[Recorded data]
_ _ _ _ _

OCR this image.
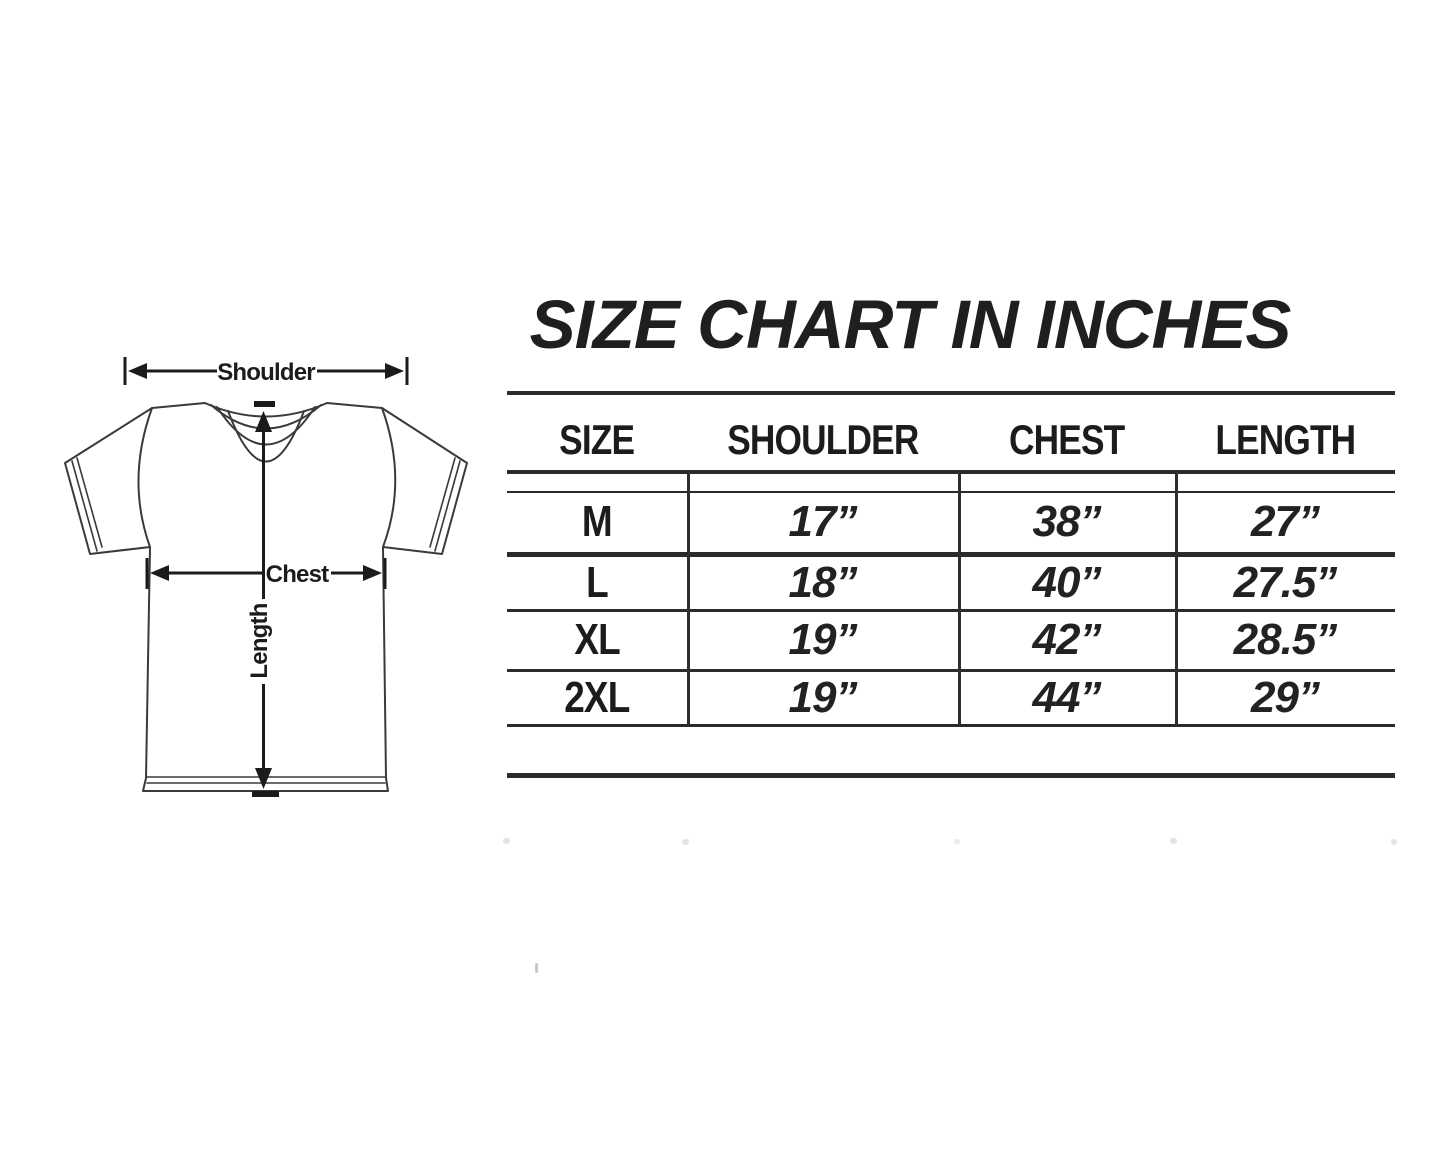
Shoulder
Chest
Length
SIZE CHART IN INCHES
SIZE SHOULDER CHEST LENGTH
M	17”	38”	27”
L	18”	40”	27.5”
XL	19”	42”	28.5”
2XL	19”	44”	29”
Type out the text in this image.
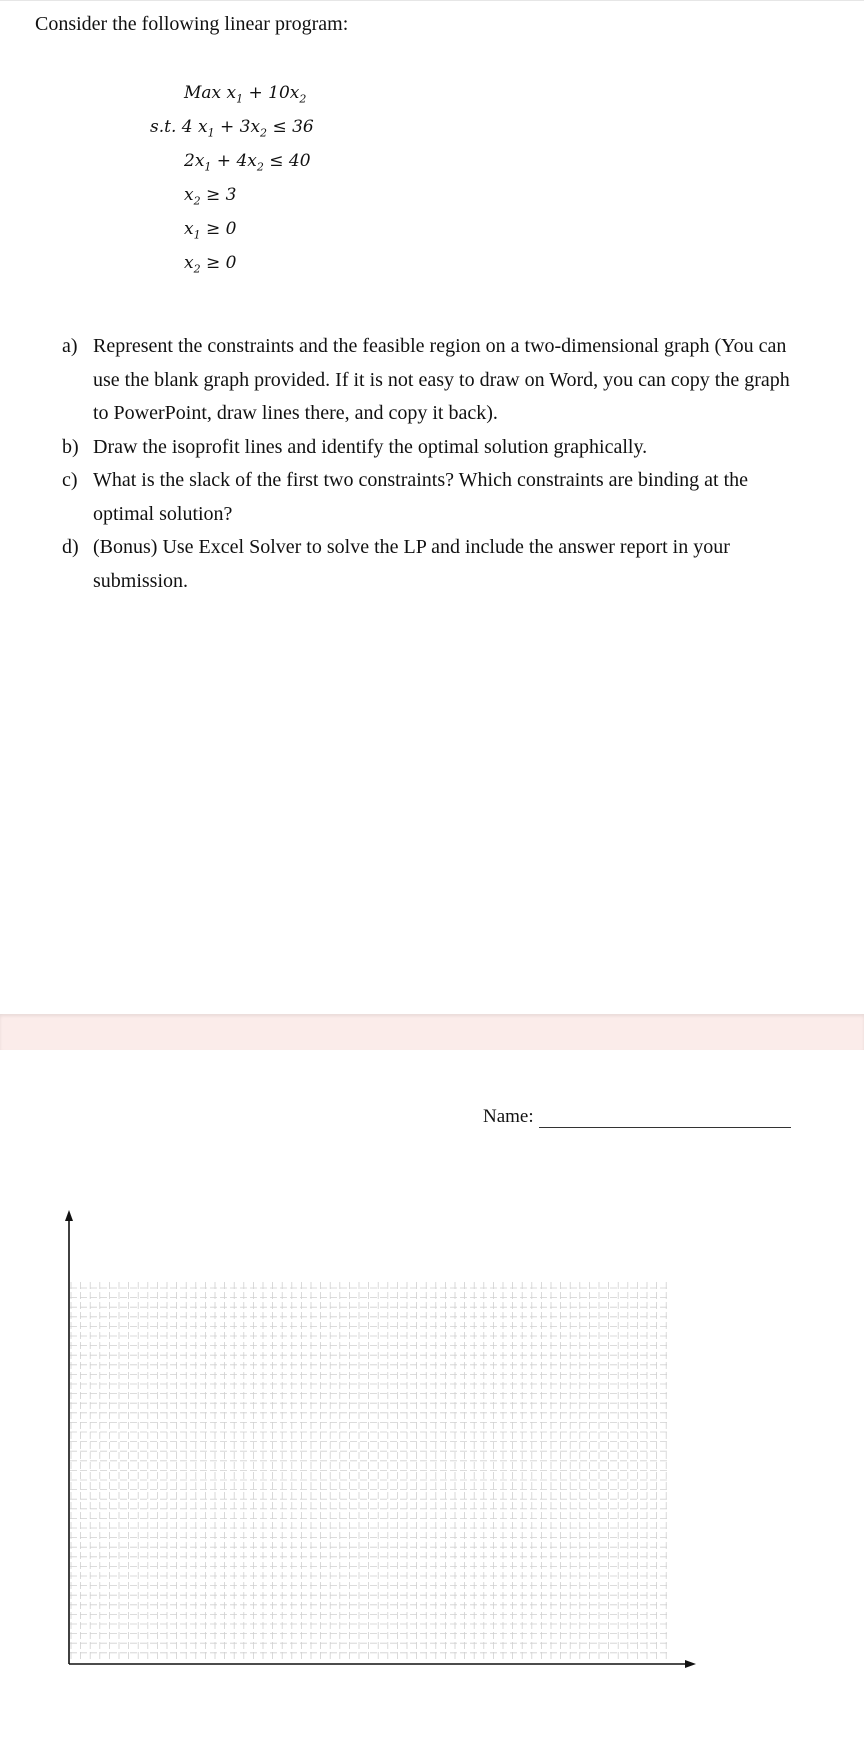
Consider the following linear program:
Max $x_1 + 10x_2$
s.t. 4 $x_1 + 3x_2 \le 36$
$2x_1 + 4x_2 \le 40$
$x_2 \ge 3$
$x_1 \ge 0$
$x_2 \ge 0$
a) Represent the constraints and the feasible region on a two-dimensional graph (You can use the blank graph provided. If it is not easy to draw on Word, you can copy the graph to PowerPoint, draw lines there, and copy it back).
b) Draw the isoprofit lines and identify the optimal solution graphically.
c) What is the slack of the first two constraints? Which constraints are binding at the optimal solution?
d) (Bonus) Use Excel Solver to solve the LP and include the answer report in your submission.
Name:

_ _ _ _ _

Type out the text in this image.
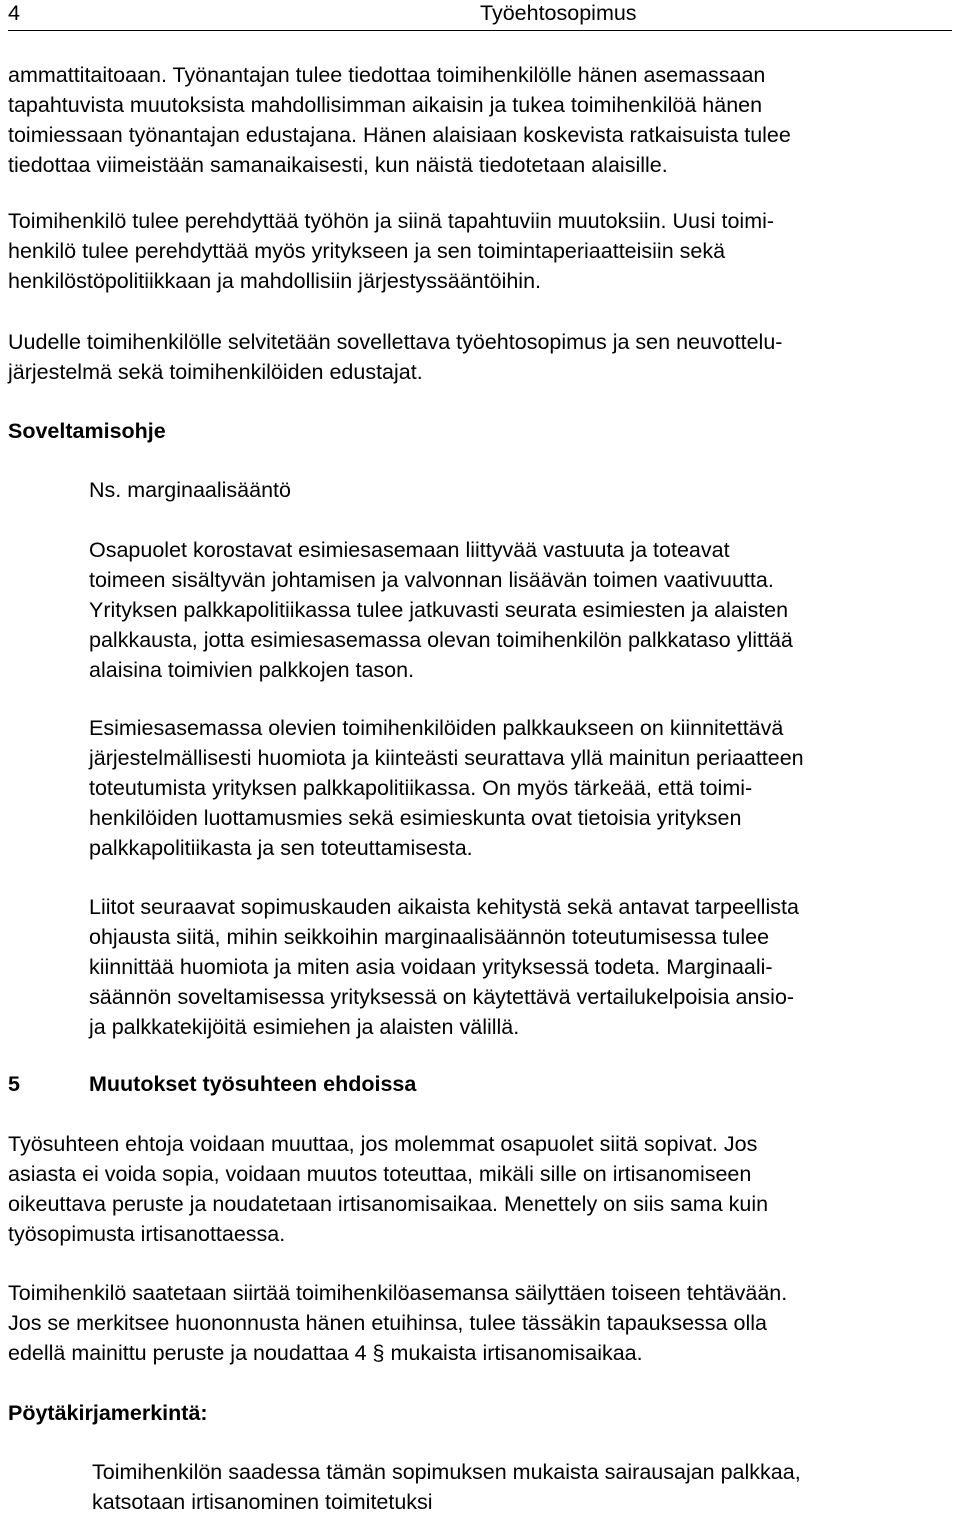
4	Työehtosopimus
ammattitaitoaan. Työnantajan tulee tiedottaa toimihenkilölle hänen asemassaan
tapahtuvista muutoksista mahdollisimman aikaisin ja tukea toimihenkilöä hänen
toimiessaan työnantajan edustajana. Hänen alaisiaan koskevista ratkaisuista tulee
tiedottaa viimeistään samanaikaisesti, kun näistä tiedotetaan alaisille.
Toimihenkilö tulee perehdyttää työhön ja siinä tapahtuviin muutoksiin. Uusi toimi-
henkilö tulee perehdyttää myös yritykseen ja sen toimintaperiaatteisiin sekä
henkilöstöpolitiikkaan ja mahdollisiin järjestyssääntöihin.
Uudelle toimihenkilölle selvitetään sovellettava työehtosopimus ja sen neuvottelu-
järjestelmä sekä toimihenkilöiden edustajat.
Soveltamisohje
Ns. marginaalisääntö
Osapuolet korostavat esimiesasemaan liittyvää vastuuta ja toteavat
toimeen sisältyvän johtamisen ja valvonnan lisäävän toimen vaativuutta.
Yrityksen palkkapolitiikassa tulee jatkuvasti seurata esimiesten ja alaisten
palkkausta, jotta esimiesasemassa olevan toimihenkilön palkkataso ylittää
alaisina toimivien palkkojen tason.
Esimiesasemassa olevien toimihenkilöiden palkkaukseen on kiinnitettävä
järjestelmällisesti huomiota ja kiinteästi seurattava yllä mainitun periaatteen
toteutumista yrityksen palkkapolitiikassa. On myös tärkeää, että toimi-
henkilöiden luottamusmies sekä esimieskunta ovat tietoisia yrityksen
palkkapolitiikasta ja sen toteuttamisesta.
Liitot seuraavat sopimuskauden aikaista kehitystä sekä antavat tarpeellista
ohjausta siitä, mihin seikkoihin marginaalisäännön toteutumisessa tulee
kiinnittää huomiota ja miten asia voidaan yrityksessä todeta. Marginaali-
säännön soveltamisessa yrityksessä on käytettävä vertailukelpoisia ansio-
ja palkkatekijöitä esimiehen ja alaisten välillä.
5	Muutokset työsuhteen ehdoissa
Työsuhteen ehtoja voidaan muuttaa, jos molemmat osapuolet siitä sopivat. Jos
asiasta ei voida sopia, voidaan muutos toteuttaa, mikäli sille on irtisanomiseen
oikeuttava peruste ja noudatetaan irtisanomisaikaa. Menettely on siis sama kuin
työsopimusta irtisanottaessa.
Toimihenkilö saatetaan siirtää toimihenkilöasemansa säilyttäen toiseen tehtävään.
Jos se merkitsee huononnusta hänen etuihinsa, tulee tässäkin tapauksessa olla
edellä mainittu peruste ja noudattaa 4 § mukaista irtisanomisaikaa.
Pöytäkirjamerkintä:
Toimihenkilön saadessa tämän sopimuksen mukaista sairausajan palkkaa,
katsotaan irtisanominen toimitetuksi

_ _ _ _ _

[STATED PROBLEM]
Pick out and copy the lines of the material that include the word "tiedottaa".

[THE SOLUTION]
ammattitaitoaan. Työnantajan tulee tiedottaa toimihenkilölle hänen asemassaan
tiedottaa viimeistään samanaikaisesti, kun näistä tiedotetaan alaisille.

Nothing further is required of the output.